**DIRECTIVE:** Leave out the pictures and return every entry exactly as it appears.

**EXERCISE INPUT:**
= = = = = = =

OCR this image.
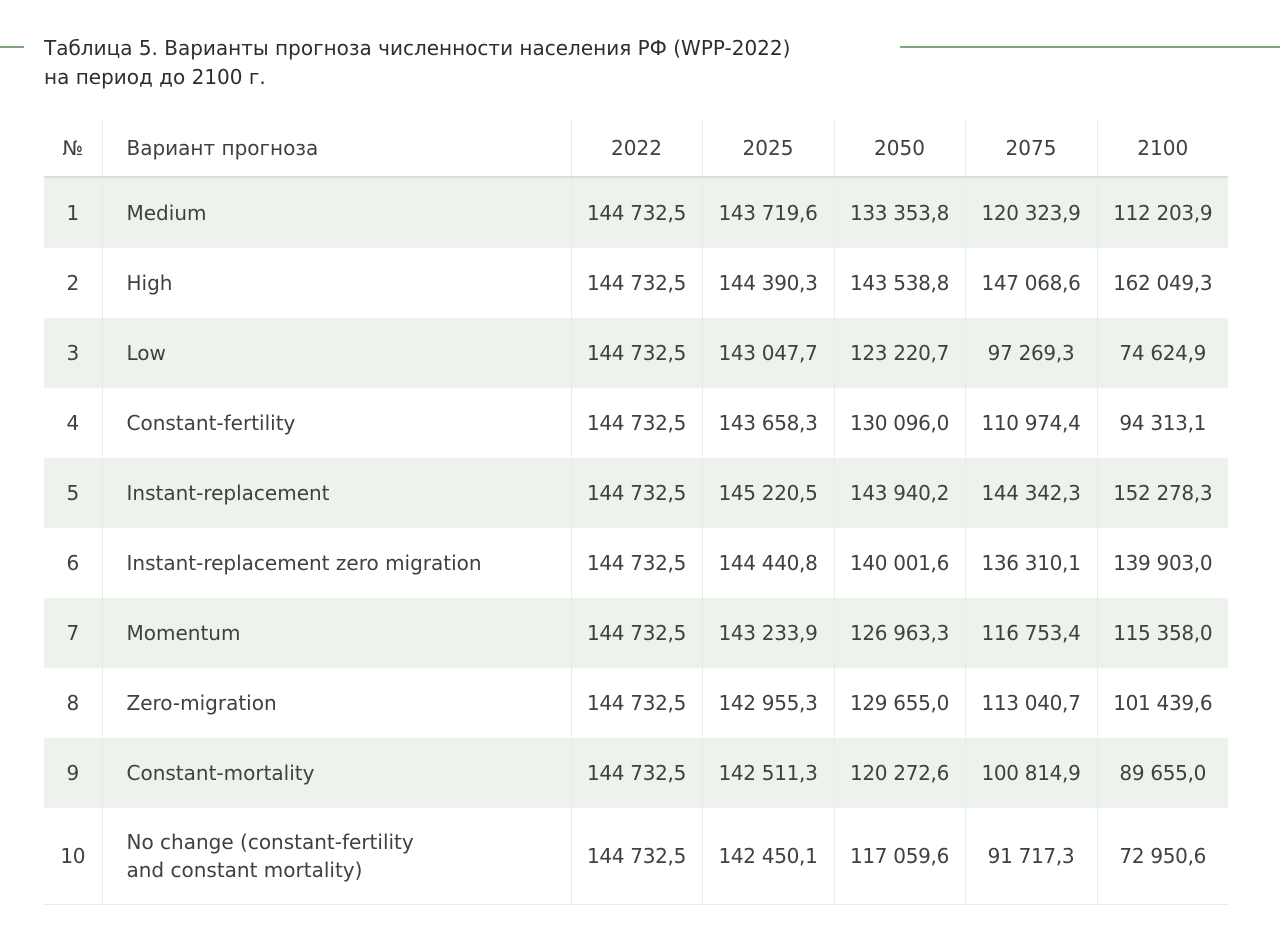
Таблица 5. Варианты прогноза численности населения РФ (WPP-2022)
на период до 2100 г.
№	Вариант прогноза	2022	2025	2050	2075	2100
1	Medium	144 732,5	143 719,6	133 353,8	120 323,9	112 203,9
2	High	144 732,5	144 390,3	143 538,8	147 068,6	162 049,3
3	Low	144 732,5	143 047,7	123 220,7	97 269,3	74 624,9
4	Constant-fertility	144 732,5	143 658,3	130 096,0	110 974,4	94 313,1
5	Instant-replacement	144 732,5	145 220,5	143 940,2	144 342,3	152 278,3
6	Instant-replacement zero migration	144 732,5	144 440,8	140 001,6	136 310,1	139 903,0
7	Momentum	144 732,5	143 233,9	126 963,3	116 753,4	115 358,0
8	Zero-migration	144 732,5	142 955,3	129 655,0	113 040,7	101 439,6
9	Constant-mortality	144 732,5	142 511,3	120 272,6	100 814,9	89 655,0
10	No change (constant-fertility
and constant mortality)	144 732,5	142 450,1	117 059,6	91 717,3	72 950,6
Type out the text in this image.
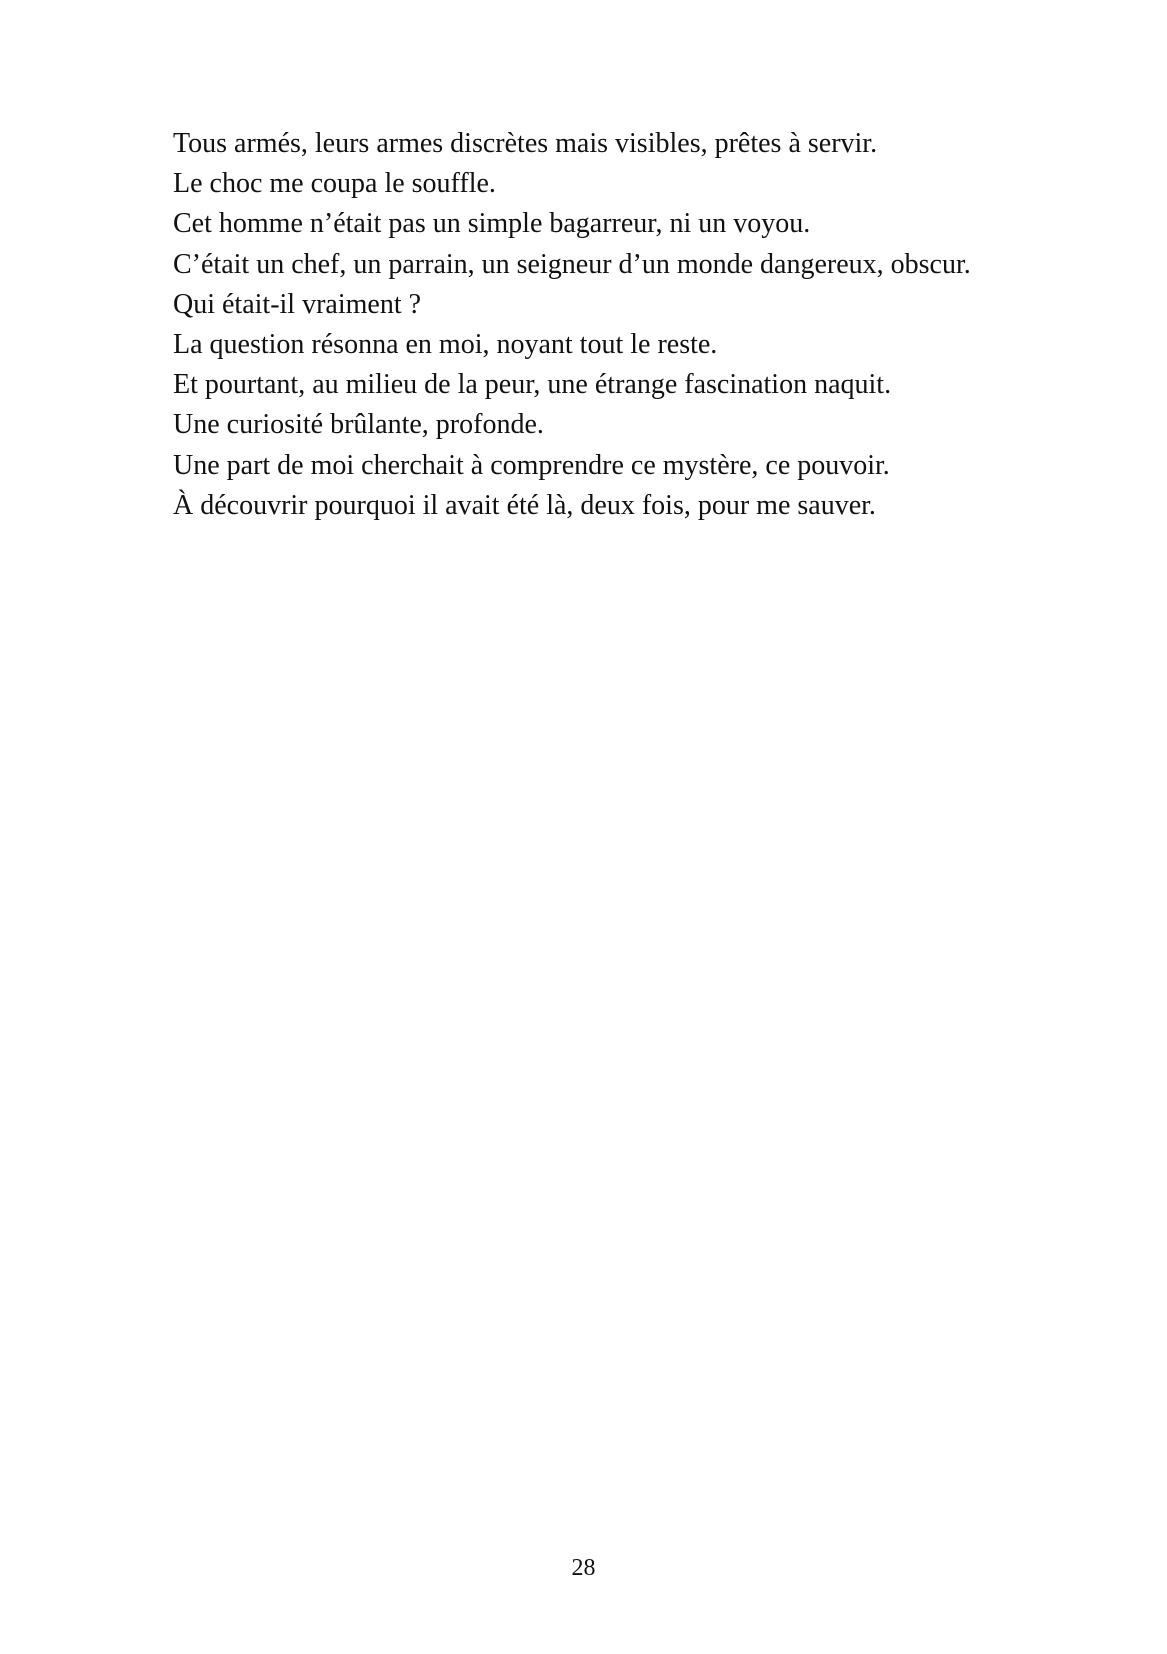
Tous armés, leurs armes discrètes mais visibles, prêtes à servir.
Le choc me coupa le souffle.
Cet homme n’était pas un simple bagarreur, ni un voyou.
C’était un chef, un parrain, un seigneur d’un monde dangereux, obscur.
Qui était-il vraiment ?
La question résonna en moi, noyant tout le reste.
Et pourtant, au milieu de la peur, une étrange fascination naquit.
Une curiosité brûlante, profonde.
Une part de moi cherchait à comprendre ce mystère, ce pouvoir.
À découvrir pourquoi il avait été là, deux fois, pour me sauver.
28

= = = = = = =

**EXERCISE RESPONSE:**
OCR this image.
Таблица 5. Варианты прогноза численности населения РФ (WPP-2022)
на период до 2100 г.
№	Вариант прогноза	2022	2025	2050	2075	2100
1	Medium	144 732,5	143 719,6	133 353,8	120 323,9	112 203,9
2	High	144 732,5	144 390,3	143 538,8	147 068,6	162 049,3
3	Low	144 732,5	143 047,7	123 220,7	97 269,3	74 624,9
4	Constant-fertility	144 732,5	143 658,3	130 096,0	110 974,4	94 313,1
5	Instant-replacement	144 732,5	145 220,5	143 940,2	144 342,3	152 278,3
6	Instant-replacement zero migration	144 732,5	144 440,8	140 001,6	136 310,1	139 903,0
7	Momentum	144 732,5	143 233,9	126 963,3	116 753,4	115 358,0
8	Zero-migration	144 732,5	142 955,3	129 655,0	113 040,7	101 439,6
9	Constant-mortality	144 732,5	142 511,3	120 272,6	100 814,9	89 655,0
10	No change (constant-fertility
and constant mortality)	144 732,5	142 450,1	117 059,6	91 717,3	72 950,6
Type out the text in this image.
Tous armés, leurs armes discrètes mais visibles, prêtes à servir.
Le choc me coupa le souffle.
Cet homme n’était pas un simple bagarreur, ni un voyou.
C’était un chef, un parrain, un seigneur d’un monde dangereux, obscur.
Qui était-il vraiment ?
La question résonna en moi, noyant tout le reste.
Et pourtant, au milieu de la peur, une étrange fascination naquit.
Une curiosité brûlante, profonde.
Une part de moi cherchait à comprendre ce mystère, ce pouvoir.
À découvrir pourquoi il avait été là, deux fois, pour me sauver.
28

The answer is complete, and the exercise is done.